◆ **RECORDS FOR THIS TASK**:
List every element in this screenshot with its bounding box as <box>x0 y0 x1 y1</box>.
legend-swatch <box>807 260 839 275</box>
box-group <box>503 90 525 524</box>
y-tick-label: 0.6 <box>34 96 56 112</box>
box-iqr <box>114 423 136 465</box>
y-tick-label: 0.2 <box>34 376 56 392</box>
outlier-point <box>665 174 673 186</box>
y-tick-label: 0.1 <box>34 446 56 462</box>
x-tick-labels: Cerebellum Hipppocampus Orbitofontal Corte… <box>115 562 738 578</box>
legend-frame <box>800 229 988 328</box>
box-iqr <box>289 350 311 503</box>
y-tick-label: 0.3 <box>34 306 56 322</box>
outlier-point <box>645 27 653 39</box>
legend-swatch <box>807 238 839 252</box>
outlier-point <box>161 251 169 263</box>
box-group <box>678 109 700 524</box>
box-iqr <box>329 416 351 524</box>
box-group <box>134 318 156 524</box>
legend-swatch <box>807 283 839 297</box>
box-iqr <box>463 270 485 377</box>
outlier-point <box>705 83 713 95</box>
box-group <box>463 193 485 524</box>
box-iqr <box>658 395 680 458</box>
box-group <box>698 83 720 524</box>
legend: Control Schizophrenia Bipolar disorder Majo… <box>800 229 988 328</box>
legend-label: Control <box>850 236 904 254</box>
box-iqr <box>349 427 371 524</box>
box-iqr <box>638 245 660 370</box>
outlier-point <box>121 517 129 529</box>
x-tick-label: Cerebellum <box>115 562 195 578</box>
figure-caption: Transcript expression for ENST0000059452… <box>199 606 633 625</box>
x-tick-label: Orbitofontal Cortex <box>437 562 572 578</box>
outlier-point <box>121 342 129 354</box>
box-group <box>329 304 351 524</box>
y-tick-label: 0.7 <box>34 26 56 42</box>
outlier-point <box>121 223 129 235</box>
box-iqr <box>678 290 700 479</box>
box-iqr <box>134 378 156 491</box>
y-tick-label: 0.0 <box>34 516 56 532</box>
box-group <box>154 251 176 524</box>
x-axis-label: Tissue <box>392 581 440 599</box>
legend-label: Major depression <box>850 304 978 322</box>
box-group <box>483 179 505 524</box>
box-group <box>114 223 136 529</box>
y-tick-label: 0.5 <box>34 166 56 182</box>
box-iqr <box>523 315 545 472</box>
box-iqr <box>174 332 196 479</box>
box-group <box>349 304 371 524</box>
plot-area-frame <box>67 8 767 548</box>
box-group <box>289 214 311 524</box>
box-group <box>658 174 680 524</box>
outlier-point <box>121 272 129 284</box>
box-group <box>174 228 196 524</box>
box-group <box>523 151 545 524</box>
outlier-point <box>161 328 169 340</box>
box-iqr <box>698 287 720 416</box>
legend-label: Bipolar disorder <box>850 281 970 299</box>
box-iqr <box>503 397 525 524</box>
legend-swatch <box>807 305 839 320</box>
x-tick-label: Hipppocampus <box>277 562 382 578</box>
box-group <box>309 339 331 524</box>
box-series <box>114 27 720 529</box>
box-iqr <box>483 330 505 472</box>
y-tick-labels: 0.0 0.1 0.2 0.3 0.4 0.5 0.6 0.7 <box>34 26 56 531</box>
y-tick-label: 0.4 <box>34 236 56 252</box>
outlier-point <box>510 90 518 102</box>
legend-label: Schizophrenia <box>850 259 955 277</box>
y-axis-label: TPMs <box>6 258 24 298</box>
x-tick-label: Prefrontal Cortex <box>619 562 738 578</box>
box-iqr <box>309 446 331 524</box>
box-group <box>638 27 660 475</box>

◆ **TASK REQUIREMENTS**:
Could you write out all the items above again, changing "Tissue" to "Brain region" and leaving everything else as it is?

◆ **SOLVED PROBLEM**:
List every element in this screenshot with its bounding box as <box>x0 y0 x1 y1</box>.
legend-swatch <box>807 260 839 275</box>
box-group <box>503 90 525 524</box>
y-tick-label: 0.6 <box>34 96 56 112</box>
box-iqr <box>114 423 136 465</box>
y-tick-label: 0.2 <box>34 376 56 392</box>
outlier-point <box>665 174 673 186</box>
y-tick-label: 0.1 <box>34 446 56 462</box>
x-tick-labels: Cerebellum Hipppocampus Orbitofontal Corte… <box>115 562 738 578</box>
legend-frame <box>800 229 988 328</box>
box-iqr <box>289 350 311 503</box>
y-tick-label: 0.3 <box>34 306 56 322</box>
outlier-point <box>645 27 653 39</box>
legend-swatch <box>807 238 839 252</box>
outlier-point <box>161 251 169 263</box>
box-group <box>678 109 700 524</box>
box-iqr <box>329 416 351 524</box>
box-group <box>134 318 156 524</box>
legend-swatch <box>807 283 839 297</box>
box-iqr <box>463 270 485 377</box>
outlier-point <box>705 83 713 95</box>
box-group <box>463 193 485 524</box>
box-iqr <box>658 395 680 458</box>
box-group <box>698 83 720 524</box>
legend: Control Schizophrenia Bipolar disorder Majo… <box>800 229 988 328</box>
legend-label: Control <box>850 236 904 254</box>
box-iqr <box>349 427 371 524</box>
box-iqr <box>638 245 660 370</box>
outlier-point <box>121 517 129 529</box>
x-tick-label: Cerebellum <box>115 562 195 578</box>
figure-caption: Transcript expression for ENST0000059452… <box>199 606 633 625</box>
x-tick-label: Orbitofontal Cortex <box>437 562 572 578</box>
outlier-point <box>121 342 129 354</box>
box-group <box>329 304 351 524</box>
y-tick-label: 0.7 <box>34 26 56 42</box>
outlier-point <box>121 223 129 235</box>
box-iqr <box>678 290 700 479</box>
box-iqr <box>134 378 156 491</box>
y-tick-label: 0.0 <box>34 516 56 532</box>
box-group <box>154 251 176 524</box>
x-axis-label: Brain region <box>392 581 440 599</box>
legend-label: Major depression <box>850 304 978 322</box>
box-group <box>483 179 505 524</box>
box-group <box>114 223 136 529</box>
y-tick-label: 0.5 <box>34 166 56 182</box>
box-iqr <box>523 315 545 472</box>
box-iqr <box>174 332 196 479</box>
box-group <box>349 304 371 524</box>
plot-area-frame <box>67 8 767 548</box>
box-group <box>289 214 311 524</box>
box-group <box>658 174 680 524</box>
outlier-point <box>121 272 129 284</box>
box-group <box>174 228 196 524</box>
box-group <box>523 151 545 524</box>
outlier-point <box>161 328 169 340</box>
box-iqr <box>698 287 720 416</box>
legend-label: Bipolar disorder <box>850 281 970 299</box>
box-iqr <box>503 397 525 524</box>
legend-swatch <box>807 305 839 320</box>
x-tick-label: Hipppocampus <box>277 562 382 578</box>
box-group <box>309 339 331 524</box>
box-series <box>114 27 720 529</box>
box-iqr <box>483 330 505 472</box>
y-tick-labels: 0.0 0.1 0.2 0.3 0.4 0.5 0.6 0.7 <box>34 26 56 531</box>
y-tick-label: 0.4 <box>34 236 56 252</box>
outlier-point <box>510 90 518 102</box>
legend-label: Schizophrenia <box>850 259 955 277</box>
y-axis-label: TPMs <box>6 258 24 298</box>
x-tick-label: Prefrontal Cortex <box>619 562 738 578</box>
box-iqr <box>309 446 331 524</box>
box-group <box>638 27 660 475</box>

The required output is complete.